## Exercise passage
- - - - - - -

The size dependent performance of nanopore based sensors were demonstrated and discussed in various case of applications regarding DNA detection [63], ion selectivity [64] or amino acid identification [65]. Since the resistance change is caused by pore blocking effects and so the sensitivity of the transducer is significantly influenced by the precise setting of the pore diameter to the expected size of the target molecule.

4. Conclusions

Considering nanopore based biosensing principles, the precise tailoring of pore geometries and adjusting to target molecule conformation and size unambiguously improves the signal-to-noise level and sensitivity of the identification method—in our case electrochemical impedance spectroscopy (EIS). Accordingly, the comprehensive pore geometry engineering is essential for the reliable and reproducible manufacturing of integrable solid state nanopore arrays for molecule diagnostic devices. Respecting the need of mechanically robust structure and area selective functionalisation of the pore surfaces, a complex material structure and a precise pore fabrication technology has to be elaborated.

- - - - - - -

## Data extracts
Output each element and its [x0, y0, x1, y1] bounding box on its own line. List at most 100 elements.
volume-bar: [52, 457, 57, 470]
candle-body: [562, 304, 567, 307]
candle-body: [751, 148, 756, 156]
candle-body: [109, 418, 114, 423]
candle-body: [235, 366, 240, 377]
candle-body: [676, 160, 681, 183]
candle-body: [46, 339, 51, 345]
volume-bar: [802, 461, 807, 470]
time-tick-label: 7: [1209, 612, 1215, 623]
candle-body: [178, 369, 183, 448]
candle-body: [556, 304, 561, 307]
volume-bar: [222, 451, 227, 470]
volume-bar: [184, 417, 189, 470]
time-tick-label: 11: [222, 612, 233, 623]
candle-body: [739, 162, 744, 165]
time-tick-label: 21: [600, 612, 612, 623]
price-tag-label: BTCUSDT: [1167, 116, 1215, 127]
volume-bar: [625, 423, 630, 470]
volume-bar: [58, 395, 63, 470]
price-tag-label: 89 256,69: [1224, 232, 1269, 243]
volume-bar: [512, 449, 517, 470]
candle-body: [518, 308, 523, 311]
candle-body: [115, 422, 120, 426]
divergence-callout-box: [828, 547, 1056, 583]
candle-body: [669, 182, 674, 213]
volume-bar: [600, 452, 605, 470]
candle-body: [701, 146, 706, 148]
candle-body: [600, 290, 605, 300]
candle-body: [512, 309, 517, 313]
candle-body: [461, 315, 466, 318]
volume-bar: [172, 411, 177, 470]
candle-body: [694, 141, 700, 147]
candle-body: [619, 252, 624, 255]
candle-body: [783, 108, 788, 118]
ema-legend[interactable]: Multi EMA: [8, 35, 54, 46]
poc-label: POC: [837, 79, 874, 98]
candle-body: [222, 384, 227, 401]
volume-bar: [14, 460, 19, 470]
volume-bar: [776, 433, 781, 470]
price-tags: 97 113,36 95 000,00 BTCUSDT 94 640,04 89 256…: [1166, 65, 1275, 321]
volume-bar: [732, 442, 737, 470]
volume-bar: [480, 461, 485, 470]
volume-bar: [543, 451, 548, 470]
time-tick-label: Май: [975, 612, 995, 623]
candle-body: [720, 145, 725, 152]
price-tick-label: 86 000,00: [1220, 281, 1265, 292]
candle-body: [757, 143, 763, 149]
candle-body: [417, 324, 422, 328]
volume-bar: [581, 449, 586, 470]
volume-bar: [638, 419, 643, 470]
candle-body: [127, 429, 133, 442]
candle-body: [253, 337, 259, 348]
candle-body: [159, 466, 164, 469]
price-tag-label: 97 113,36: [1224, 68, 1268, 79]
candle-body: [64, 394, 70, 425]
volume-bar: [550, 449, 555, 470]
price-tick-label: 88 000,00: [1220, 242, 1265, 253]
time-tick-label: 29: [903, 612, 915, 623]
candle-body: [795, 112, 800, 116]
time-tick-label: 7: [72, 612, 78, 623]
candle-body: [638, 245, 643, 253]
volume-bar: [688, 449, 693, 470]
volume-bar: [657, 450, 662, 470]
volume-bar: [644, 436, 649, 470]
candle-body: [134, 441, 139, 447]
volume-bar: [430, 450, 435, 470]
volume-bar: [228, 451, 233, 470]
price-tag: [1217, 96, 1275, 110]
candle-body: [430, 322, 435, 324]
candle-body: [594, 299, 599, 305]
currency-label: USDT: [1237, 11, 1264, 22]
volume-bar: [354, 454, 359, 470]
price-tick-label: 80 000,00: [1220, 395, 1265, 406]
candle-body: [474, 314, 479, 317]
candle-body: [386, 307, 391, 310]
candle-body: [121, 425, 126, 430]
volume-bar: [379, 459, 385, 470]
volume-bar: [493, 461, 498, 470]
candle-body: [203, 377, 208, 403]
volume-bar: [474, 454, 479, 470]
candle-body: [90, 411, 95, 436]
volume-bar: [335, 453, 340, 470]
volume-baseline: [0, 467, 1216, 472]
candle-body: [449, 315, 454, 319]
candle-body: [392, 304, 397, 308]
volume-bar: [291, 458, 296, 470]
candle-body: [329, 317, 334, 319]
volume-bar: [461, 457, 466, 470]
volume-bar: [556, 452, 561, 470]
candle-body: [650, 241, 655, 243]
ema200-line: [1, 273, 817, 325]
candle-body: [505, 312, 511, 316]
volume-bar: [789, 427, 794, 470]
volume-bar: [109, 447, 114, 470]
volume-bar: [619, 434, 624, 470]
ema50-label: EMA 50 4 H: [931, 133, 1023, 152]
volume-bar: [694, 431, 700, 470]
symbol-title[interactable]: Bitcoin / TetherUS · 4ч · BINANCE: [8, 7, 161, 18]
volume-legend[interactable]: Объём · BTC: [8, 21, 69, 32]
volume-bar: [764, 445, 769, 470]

- - - - - - -

## Exercise instructions
Please copy the stretch from "The size dependent" through "the target molecule." of the nanopore passage, swapping "ion selectivity" for "proton selectivity". Work from the nanopore passage alone, not the records.

## Result of the task
The size dependent performance of nanopore based sensors were demonstrated and discussed in various case of applications regarding DNA detection [63], proton selectivity [64] or amino acid identification [65]. Since the resistance change is caused by pore blocking effects and so the sensitivity of the transducer is significantly influenced by the precise setting of the pore diameter to the expected size of the target molecule.